▸ **STATED EXERCISE**: Below are the records. List every line holding the word "text".

++++ DATA SECTION

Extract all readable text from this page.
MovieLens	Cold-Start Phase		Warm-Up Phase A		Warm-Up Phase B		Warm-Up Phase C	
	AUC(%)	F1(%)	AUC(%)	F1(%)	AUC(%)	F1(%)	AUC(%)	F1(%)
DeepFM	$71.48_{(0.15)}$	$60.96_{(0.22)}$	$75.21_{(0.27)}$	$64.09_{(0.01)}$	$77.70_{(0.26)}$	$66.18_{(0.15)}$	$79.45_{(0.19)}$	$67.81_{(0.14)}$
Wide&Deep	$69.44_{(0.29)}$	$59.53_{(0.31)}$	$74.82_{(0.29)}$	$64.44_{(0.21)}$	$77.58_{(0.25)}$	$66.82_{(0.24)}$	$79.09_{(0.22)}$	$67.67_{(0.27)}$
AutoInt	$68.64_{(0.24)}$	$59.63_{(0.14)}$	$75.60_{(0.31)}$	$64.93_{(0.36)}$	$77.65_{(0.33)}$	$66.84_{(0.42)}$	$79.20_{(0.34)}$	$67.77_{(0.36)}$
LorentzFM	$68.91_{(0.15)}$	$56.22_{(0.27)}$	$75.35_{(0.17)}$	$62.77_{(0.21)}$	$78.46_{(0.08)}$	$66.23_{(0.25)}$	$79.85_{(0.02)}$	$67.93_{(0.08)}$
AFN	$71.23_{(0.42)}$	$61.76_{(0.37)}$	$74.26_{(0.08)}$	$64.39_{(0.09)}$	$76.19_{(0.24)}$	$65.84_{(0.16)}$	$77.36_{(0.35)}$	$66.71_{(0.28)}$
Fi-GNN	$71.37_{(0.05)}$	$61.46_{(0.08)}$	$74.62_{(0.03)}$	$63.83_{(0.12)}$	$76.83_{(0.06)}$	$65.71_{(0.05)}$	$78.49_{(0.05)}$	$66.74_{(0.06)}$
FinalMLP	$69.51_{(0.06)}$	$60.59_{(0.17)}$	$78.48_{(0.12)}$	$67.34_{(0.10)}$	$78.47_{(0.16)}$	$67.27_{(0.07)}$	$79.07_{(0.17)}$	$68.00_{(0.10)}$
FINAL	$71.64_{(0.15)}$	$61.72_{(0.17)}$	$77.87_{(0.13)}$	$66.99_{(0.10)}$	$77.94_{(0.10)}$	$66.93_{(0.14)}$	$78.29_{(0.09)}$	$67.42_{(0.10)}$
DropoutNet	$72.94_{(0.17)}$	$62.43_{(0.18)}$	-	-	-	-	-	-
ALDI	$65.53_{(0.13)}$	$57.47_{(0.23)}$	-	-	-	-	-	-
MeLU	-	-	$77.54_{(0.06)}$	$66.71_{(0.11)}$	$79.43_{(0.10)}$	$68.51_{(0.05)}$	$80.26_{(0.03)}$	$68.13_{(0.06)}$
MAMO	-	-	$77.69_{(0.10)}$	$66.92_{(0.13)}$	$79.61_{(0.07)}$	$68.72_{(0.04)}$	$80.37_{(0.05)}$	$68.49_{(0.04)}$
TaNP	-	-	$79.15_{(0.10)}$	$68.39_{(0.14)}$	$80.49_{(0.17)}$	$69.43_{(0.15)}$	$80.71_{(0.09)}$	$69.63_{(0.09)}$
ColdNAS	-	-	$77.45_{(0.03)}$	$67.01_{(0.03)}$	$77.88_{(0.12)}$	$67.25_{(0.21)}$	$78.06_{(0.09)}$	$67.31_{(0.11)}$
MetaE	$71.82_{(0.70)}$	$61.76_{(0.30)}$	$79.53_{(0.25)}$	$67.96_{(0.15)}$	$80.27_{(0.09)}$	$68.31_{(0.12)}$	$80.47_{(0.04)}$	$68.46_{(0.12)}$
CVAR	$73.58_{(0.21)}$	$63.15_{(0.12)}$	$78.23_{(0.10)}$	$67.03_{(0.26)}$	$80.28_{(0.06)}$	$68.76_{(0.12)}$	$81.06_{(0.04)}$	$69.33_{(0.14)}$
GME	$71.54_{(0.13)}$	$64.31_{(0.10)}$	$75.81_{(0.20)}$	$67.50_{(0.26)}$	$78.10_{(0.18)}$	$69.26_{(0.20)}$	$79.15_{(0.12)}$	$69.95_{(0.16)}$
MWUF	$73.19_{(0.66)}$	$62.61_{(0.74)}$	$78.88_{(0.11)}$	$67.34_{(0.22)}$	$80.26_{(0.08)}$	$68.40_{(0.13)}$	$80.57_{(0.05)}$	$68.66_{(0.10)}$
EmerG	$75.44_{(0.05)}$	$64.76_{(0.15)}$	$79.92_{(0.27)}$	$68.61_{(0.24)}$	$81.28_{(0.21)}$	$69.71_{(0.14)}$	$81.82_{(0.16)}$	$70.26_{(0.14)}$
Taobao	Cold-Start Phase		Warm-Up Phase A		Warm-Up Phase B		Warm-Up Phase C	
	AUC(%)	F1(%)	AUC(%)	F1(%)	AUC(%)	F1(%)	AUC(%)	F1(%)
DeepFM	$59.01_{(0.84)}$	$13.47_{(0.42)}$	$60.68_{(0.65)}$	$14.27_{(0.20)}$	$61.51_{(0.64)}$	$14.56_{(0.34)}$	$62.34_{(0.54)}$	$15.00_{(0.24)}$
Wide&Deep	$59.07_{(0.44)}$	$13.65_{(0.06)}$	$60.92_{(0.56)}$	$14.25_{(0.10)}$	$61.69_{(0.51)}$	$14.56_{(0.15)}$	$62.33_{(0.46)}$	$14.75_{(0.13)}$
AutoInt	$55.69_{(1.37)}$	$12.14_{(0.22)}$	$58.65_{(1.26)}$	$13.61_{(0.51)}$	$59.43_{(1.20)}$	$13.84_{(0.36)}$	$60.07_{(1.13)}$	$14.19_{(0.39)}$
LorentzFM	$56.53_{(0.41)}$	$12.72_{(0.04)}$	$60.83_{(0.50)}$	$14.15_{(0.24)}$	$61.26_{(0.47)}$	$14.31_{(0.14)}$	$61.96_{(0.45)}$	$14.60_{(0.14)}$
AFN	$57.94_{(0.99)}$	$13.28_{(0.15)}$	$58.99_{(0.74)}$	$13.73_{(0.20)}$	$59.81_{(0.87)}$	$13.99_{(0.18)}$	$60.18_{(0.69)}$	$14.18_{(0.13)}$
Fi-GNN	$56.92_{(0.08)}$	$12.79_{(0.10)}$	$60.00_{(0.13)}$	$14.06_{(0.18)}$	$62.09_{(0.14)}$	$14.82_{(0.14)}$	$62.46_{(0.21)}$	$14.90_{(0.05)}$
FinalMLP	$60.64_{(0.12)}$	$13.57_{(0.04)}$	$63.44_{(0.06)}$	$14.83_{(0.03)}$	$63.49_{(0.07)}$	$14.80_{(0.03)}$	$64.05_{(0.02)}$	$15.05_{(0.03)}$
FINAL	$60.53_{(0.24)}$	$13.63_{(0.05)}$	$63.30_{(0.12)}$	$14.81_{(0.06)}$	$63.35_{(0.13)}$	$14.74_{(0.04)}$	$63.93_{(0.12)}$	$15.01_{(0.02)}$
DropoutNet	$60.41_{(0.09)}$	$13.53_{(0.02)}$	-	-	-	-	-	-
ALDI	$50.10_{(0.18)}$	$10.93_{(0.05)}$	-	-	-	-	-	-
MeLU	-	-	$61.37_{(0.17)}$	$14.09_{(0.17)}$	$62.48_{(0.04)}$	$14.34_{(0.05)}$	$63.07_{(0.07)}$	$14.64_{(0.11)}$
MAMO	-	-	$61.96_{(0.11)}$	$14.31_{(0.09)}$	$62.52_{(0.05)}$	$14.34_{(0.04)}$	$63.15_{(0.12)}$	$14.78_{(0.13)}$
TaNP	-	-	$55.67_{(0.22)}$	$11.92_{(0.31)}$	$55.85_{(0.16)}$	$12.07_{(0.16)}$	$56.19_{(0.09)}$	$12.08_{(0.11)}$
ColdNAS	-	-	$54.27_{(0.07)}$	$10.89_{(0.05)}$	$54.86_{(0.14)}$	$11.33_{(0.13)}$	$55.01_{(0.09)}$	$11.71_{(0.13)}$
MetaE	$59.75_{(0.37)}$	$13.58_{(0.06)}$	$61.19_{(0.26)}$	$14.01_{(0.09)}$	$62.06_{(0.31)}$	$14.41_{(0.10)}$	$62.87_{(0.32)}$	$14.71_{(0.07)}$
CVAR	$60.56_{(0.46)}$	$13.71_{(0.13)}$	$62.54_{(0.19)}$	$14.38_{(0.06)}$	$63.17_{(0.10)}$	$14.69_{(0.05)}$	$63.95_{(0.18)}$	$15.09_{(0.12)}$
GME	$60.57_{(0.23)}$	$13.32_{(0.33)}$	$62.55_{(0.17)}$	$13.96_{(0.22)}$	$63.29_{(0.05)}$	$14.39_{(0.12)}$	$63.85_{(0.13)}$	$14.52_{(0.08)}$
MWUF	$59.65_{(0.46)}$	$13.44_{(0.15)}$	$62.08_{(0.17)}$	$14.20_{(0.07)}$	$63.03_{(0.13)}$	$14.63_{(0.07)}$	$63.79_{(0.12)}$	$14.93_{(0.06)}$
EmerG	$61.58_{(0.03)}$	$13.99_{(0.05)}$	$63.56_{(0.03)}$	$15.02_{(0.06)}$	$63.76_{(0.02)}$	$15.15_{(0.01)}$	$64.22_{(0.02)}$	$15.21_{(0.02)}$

++++++++
++++ DATA SECTION

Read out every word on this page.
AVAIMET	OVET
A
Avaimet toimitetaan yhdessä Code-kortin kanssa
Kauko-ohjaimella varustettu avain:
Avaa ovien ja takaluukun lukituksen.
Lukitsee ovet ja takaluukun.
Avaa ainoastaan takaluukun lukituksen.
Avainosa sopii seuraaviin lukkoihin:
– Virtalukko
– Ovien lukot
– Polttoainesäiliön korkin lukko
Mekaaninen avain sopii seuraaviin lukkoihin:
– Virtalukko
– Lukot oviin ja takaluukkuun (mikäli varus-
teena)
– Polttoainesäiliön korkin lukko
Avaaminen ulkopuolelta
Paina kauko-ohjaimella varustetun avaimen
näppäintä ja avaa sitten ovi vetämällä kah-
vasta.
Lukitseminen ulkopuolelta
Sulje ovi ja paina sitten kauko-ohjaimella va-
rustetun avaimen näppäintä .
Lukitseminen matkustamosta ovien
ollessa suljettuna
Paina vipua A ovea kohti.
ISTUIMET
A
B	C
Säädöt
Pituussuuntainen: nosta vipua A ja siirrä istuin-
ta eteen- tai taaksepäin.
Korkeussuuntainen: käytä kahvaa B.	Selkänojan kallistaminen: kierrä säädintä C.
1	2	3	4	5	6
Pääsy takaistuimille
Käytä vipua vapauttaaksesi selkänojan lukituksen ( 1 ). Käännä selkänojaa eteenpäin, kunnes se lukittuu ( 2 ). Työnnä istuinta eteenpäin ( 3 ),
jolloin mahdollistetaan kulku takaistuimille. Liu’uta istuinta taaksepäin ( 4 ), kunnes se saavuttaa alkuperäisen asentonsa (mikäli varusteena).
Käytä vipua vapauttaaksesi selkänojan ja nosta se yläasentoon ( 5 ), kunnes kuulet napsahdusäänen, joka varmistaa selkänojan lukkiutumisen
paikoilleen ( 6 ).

++++++++
++++ DATA SECTION

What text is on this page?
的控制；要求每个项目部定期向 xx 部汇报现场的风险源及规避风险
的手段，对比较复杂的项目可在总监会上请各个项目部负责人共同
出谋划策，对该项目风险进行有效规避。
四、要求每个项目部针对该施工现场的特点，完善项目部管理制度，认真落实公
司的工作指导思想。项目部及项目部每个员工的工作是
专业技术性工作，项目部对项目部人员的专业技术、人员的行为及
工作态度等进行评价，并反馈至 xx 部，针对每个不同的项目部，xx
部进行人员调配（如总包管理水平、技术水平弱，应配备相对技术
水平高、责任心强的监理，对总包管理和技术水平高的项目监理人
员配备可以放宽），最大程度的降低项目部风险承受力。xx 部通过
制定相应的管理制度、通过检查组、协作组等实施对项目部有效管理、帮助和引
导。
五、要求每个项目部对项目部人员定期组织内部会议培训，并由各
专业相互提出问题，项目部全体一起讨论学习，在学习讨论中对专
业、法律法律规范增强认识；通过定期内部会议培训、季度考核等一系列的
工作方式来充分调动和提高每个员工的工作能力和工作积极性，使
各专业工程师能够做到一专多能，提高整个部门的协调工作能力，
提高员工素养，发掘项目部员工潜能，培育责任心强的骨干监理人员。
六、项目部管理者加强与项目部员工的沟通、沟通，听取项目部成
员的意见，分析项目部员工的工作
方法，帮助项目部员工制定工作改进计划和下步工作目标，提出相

++++++++

▸ **SOLUTION TO THE EXERCISE**:
Extract all readable text from this page.
What text is on this page?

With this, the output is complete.